Do this —
Tally the lines that contain "JSON" and report the total alone.

Exercise input —
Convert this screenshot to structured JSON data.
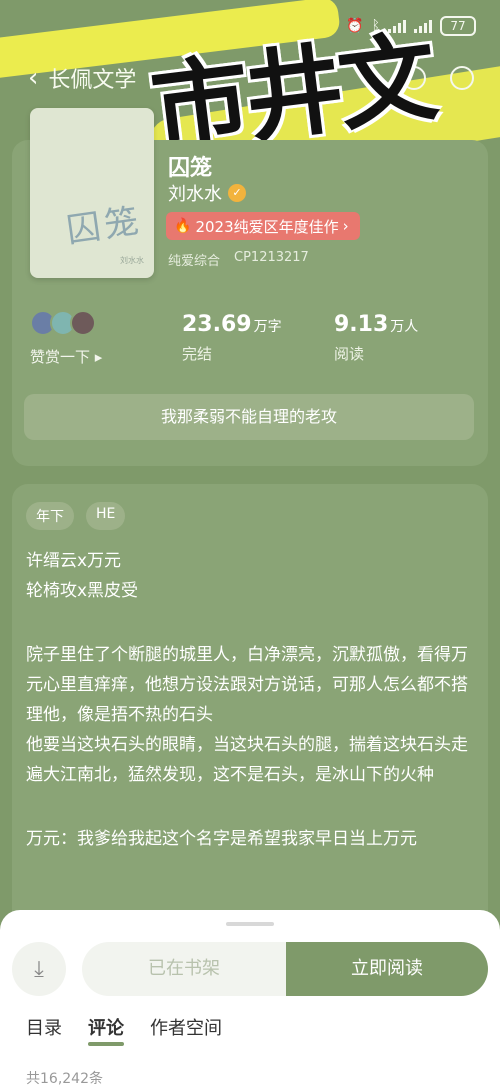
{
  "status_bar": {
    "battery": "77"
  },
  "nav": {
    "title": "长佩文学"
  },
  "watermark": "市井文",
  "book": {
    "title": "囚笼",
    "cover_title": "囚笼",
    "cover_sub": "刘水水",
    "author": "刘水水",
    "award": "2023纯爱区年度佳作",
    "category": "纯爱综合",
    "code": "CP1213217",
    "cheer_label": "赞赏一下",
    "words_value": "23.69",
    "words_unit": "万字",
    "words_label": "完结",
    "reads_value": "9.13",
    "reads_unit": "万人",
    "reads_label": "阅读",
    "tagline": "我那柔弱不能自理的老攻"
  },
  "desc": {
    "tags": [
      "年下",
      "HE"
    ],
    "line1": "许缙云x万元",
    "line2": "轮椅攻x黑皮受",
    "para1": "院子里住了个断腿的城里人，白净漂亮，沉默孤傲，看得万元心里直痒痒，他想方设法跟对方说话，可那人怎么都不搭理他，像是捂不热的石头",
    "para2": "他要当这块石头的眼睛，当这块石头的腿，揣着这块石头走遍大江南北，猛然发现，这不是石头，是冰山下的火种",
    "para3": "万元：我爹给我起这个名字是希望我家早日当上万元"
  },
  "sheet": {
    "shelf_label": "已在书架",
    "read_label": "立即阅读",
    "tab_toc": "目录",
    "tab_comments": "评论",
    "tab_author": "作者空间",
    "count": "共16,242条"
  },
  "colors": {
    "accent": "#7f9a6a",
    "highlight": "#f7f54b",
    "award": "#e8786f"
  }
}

---

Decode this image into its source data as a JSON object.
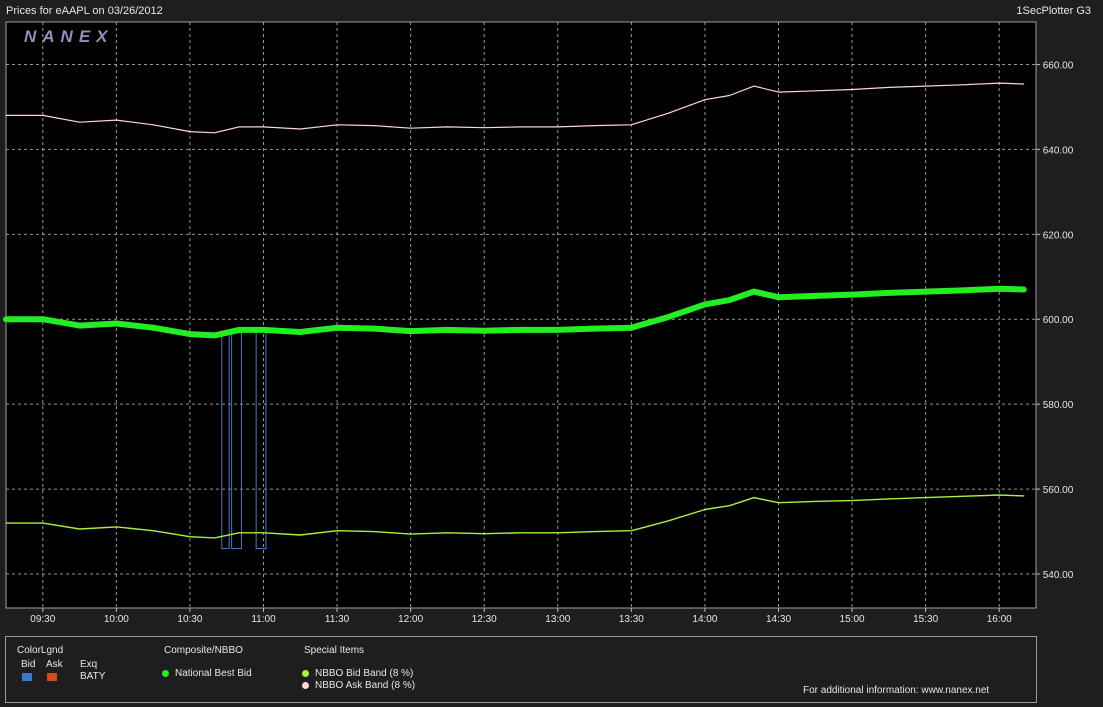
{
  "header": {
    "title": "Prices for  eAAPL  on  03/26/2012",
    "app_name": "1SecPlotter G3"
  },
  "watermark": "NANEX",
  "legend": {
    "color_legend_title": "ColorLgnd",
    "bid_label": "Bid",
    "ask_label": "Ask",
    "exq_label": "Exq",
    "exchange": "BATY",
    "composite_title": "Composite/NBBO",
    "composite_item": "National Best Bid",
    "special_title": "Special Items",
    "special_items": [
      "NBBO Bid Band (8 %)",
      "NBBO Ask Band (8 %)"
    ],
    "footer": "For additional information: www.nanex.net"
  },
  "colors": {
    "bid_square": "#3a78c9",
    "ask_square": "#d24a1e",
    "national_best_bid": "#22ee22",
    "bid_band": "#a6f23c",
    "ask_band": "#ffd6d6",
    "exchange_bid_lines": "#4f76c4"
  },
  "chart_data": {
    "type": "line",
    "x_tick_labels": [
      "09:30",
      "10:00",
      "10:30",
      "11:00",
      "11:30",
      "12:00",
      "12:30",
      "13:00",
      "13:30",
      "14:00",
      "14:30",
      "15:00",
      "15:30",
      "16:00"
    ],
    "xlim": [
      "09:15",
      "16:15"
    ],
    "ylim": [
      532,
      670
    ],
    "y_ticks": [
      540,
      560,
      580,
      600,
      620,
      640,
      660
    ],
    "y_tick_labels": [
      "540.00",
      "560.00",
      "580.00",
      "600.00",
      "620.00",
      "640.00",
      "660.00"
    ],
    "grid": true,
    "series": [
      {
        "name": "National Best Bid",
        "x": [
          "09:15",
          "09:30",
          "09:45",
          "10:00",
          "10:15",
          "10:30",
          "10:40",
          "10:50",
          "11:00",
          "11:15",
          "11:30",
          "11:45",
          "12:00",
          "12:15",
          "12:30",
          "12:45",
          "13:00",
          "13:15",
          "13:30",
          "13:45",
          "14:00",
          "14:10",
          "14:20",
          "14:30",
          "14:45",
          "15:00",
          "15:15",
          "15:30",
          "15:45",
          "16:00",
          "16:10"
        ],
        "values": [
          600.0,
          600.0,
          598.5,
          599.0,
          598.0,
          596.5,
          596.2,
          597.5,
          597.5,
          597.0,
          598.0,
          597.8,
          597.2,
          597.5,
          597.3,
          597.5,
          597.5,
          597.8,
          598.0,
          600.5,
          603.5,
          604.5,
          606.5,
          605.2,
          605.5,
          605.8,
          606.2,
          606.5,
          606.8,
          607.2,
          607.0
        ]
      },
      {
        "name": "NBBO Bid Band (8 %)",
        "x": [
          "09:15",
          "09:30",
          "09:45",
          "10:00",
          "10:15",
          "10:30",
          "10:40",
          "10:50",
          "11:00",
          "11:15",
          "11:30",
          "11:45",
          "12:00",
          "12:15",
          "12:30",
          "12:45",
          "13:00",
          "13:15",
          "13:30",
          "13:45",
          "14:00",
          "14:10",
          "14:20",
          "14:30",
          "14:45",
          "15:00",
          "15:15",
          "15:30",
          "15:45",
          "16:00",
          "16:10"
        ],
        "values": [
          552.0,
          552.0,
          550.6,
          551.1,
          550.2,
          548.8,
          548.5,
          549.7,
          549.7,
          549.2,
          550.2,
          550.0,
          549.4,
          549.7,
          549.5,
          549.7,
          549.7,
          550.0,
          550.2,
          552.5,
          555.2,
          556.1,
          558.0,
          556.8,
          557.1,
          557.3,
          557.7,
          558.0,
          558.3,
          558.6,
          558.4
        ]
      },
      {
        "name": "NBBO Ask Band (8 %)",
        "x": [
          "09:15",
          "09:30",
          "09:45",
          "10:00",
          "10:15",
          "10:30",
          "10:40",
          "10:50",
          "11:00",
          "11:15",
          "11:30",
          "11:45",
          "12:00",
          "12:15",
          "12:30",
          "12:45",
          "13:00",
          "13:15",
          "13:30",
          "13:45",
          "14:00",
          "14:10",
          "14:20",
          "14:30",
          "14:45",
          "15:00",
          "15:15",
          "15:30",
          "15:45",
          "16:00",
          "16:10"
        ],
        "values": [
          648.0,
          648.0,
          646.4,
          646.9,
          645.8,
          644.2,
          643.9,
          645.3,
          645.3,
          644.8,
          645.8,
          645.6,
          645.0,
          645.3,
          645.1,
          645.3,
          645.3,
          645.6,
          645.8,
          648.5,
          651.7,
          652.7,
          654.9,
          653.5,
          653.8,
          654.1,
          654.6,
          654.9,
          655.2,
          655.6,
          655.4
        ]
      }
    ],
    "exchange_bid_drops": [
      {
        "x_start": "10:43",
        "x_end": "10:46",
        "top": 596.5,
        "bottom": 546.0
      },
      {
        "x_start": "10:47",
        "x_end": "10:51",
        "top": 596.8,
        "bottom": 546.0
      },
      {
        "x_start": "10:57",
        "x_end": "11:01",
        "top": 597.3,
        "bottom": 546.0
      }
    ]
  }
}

--

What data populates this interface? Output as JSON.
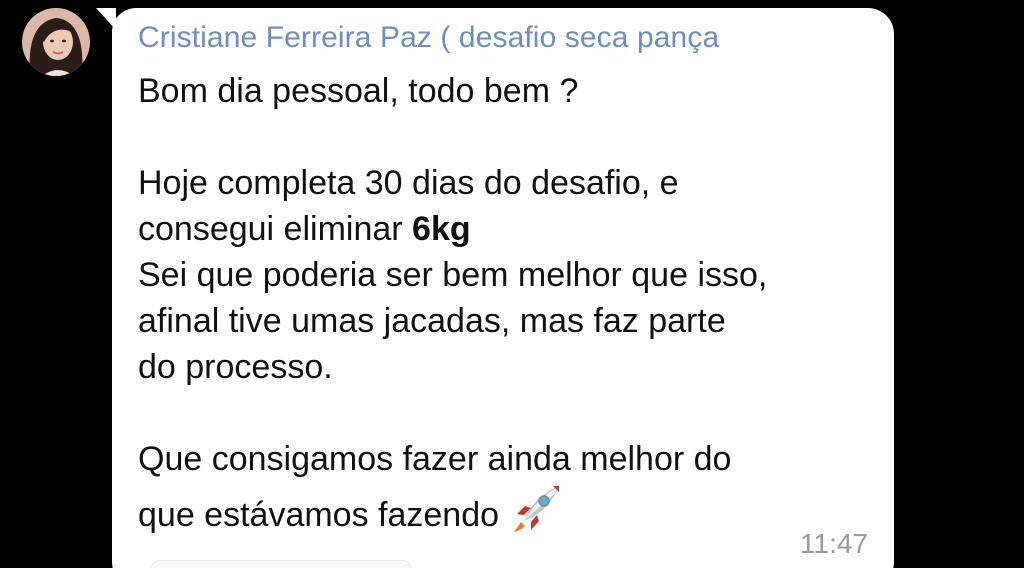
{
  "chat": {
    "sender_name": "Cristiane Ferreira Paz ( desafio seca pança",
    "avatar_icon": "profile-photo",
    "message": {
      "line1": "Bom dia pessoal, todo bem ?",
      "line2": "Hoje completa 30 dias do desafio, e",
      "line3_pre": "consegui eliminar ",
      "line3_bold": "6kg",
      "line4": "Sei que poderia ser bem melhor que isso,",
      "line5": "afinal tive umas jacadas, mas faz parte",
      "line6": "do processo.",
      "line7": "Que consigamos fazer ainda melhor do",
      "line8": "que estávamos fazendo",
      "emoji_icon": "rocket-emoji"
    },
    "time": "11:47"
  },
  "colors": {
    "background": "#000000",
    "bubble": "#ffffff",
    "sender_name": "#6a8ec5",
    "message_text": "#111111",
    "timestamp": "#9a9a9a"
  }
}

Finished task —
3